- _Aim_: Each line in the entries below that holds the string "яндексе" is to be listed.

- _Rows_:
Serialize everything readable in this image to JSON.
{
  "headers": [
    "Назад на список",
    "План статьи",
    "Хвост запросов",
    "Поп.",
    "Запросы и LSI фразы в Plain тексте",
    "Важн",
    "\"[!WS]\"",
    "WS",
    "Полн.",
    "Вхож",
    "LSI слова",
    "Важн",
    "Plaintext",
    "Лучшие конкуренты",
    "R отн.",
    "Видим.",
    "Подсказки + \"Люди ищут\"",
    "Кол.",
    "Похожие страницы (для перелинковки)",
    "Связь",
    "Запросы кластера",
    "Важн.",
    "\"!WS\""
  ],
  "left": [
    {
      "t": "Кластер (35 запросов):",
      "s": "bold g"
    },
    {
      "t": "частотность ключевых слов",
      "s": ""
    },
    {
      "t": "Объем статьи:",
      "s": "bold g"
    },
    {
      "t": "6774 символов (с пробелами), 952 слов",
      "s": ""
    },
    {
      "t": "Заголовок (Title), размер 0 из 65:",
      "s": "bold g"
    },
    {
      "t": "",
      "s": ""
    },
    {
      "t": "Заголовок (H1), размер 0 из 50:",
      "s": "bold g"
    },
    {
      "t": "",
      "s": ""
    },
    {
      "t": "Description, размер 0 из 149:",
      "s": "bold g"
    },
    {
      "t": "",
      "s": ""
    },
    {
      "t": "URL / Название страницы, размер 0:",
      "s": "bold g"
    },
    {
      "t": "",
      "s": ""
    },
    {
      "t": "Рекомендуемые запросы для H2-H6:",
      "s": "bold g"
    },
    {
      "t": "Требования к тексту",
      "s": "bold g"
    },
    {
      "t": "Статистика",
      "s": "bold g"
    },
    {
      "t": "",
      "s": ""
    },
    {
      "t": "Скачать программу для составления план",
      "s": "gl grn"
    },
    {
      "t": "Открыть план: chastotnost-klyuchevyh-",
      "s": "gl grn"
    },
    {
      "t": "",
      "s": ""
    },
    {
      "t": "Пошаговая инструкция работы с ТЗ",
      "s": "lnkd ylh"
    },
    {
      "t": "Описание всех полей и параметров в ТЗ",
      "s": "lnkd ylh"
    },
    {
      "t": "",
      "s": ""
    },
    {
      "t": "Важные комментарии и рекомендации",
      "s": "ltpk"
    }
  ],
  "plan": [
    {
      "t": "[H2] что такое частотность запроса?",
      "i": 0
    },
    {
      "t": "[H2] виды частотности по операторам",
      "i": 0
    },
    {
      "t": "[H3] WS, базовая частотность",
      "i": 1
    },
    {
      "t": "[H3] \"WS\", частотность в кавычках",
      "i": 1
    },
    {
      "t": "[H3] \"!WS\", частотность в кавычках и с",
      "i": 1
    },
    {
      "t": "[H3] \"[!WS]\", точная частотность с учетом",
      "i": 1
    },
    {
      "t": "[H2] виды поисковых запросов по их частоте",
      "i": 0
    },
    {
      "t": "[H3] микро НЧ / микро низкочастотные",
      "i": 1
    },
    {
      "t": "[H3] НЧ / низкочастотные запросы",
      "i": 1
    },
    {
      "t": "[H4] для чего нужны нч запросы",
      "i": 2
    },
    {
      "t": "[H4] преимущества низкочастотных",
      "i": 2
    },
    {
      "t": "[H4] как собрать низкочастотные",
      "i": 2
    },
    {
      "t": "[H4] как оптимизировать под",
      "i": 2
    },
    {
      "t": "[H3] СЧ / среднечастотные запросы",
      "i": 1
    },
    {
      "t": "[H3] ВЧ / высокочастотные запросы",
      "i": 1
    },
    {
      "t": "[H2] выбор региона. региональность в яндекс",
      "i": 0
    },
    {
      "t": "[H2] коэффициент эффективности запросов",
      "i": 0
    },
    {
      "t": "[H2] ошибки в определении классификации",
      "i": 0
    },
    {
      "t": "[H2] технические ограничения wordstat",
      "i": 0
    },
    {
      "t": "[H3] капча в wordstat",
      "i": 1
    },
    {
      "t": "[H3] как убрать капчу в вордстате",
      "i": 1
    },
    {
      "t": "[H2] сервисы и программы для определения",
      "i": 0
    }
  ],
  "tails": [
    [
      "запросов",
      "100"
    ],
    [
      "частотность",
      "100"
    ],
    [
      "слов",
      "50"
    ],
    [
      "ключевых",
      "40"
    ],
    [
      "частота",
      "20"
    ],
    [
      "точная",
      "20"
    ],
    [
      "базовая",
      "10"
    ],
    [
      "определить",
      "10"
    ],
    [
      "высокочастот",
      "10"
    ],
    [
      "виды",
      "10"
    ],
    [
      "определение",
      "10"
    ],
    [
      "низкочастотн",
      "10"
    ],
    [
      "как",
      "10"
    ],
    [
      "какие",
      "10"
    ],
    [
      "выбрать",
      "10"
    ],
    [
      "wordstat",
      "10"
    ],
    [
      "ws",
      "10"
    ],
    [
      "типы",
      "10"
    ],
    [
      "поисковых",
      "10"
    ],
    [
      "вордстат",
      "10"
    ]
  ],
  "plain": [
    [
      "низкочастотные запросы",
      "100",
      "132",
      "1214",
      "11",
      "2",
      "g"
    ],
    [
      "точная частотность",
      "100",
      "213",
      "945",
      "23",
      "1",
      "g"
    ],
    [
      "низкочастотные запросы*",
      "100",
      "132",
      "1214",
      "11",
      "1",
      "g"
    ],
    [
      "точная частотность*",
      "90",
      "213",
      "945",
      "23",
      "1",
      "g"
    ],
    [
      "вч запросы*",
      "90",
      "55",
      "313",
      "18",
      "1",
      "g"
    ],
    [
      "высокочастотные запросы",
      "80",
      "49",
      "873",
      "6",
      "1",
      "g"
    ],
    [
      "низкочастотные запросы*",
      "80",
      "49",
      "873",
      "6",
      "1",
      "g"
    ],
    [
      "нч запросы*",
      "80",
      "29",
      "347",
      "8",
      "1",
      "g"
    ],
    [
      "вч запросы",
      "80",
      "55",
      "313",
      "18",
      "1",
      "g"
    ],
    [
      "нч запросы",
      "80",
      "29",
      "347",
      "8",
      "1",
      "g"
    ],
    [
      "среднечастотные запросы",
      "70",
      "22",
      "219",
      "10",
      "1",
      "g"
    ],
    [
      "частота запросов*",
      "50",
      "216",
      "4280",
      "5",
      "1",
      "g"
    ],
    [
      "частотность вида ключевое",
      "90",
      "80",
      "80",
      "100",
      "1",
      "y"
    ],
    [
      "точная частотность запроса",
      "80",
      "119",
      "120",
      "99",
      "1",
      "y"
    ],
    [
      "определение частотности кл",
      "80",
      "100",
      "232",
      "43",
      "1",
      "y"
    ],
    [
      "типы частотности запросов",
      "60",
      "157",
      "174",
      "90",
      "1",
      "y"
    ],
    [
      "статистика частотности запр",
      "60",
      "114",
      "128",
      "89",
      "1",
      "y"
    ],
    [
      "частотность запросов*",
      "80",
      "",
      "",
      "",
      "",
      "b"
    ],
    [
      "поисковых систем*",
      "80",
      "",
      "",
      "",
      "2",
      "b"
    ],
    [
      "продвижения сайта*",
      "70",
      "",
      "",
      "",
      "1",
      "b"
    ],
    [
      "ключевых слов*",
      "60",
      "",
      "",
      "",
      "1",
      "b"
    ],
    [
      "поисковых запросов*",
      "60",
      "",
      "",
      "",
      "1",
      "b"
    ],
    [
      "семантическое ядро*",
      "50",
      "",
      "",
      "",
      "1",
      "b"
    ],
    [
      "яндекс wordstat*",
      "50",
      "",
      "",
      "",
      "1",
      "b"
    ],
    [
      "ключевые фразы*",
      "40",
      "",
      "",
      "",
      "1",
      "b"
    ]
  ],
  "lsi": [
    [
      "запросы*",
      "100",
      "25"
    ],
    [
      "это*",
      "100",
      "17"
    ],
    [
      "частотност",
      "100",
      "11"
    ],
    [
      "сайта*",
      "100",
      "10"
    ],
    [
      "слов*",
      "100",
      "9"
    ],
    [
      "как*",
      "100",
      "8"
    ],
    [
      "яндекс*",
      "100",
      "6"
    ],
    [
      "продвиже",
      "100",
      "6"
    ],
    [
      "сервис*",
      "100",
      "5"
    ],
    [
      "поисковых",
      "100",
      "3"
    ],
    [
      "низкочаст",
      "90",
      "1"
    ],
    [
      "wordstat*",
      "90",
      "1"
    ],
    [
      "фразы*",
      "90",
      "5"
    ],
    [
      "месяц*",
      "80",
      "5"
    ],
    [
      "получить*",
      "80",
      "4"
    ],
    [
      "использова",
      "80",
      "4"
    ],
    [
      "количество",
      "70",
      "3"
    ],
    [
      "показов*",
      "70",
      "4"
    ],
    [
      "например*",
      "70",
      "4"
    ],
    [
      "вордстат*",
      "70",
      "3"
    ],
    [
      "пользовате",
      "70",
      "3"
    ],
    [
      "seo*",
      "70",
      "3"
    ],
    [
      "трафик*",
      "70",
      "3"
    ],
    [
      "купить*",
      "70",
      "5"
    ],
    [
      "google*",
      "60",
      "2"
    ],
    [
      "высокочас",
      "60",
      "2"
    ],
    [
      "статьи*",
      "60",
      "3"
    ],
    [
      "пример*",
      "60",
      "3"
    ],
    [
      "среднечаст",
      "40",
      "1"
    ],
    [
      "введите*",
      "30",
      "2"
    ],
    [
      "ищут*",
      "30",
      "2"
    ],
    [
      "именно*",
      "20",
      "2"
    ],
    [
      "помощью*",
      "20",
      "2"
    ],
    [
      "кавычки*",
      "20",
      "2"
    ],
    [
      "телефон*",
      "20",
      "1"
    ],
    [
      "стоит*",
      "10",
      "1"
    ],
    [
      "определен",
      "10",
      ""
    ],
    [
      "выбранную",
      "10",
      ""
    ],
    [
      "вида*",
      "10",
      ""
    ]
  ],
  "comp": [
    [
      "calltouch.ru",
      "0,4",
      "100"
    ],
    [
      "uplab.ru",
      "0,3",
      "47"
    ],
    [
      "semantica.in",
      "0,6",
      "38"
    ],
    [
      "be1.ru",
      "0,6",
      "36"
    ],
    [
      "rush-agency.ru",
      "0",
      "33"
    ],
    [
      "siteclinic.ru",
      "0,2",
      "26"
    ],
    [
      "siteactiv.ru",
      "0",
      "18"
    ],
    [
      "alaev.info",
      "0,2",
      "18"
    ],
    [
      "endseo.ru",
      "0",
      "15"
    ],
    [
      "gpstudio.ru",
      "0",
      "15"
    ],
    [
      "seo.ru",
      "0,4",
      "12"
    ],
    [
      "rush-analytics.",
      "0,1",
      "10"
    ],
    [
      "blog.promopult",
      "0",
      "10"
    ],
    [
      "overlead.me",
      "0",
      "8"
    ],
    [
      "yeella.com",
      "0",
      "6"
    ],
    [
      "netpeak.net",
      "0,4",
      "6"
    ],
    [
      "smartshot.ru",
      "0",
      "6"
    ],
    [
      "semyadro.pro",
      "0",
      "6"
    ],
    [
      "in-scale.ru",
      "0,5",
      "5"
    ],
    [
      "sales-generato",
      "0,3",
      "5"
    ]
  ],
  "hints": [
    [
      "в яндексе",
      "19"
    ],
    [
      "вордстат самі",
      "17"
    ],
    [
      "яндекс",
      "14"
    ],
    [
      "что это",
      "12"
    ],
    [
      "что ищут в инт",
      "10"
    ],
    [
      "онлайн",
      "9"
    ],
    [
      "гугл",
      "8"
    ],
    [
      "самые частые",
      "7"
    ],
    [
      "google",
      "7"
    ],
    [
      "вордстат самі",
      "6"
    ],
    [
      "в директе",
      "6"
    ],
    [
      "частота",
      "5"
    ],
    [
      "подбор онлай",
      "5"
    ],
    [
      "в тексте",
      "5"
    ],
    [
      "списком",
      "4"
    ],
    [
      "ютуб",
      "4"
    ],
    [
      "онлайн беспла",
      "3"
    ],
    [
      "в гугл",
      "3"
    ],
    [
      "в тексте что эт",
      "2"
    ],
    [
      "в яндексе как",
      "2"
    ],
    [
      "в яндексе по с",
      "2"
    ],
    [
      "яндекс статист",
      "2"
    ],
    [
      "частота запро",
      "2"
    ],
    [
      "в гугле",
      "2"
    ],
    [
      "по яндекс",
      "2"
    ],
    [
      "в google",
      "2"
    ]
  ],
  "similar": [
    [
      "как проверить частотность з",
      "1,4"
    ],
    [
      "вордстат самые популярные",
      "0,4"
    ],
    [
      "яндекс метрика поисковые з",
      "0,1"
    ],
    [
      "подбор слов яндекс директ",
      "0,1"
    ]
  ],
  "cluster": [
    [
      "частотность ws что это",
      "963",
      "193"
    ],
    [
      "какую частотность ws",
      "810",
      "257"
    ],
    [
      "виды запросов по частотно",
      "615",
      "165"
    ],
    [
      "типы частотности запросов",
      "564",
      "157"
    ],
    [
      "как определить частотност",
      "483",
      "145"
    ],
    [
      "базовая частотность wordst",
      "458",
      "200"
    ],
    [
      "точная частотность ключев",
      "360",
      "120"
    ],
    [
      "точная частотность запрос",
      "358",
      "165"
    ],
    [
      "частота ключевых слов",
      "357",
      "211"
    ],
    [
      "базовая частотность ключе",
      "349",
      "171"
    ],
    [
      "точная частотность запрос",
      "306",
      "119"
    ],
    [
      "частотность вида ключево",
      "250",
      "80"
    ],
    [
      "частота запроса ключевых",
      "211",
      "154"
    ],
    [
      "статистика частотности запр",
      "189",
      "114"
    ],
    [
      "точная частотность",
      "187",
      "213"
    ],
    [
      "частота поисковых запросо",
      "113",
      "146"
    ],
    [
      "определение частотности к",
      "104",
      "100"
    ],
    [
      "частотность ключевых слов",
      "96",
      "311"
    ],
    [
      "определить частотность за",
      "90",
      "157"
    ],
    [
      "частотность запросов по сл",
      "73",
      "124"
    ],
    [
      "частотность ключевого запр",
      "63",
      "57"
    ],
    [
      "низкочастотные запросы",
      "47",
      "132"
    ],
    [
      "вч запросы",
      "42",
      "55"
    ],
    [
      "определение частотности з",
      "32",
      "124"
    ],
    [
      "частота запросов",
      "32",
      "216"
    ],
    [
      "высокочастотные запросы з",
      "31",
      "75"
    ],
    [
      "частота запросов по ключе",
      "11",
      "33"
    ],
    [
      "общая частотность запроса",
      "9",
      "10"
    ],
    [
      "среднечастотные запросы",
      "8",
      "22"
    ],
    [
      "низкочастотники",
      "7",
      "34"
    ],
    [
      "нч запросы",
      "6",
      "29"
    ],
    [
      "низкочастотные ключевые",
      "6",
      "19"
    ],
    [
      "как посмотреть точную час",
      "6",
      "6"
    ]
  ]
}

- _Answer to the problem_:
      "в яндексе",
      "в яндексе как",
      "в яндексе по с",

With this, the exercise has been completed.